(Stored data entries)
⟨

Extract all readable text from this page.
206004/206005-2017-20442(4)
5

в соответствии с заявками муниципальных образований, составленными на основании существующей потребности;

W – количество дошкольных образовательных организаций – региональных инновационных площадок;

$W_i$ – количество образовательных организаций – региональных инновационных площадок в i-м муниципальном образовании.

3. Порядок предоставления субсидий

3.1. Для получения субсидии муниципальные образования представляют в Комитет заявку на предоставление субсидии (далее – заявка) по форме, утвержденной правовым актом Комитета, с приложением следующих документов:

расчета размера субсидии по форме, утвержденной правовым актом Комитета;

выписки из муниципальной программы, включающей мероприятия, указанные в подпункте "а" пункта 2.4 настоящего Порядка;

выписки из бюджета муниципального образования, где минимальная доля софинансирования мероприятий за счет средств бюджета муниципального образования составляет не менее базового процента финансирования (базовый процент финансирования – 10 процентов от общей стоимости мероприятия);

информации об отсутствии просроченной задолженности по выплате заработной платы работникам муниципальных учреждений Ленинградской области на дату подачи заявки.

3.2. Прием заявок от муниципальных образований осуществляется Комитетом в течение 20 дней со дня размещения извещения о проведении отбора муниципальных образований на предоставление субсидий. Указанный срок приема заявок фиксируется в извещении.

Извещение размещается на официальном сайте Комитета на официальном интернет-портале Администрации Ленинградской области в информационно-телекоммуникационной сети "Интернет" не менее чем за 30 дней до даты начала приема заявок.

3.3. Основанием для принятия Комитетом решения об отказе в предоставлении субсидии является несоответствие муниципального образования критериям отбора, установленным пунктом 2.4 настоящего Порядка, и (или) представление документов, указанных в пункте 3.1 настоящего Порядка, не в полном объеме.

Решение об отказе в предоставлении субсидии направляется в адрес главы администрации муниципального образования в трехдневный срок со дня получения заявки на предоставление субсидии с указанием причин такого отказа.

⟩

■ What to work on: Pull out every line holding "организаций" from the records above, and copy it.

■ Exercise solution:
W – количество дошкольных образовательных организаций – региональных инновационных площадок;
$W_i$ – количество образовательных организаций – региональных инновационных площадок в i-м муниципальном образовании.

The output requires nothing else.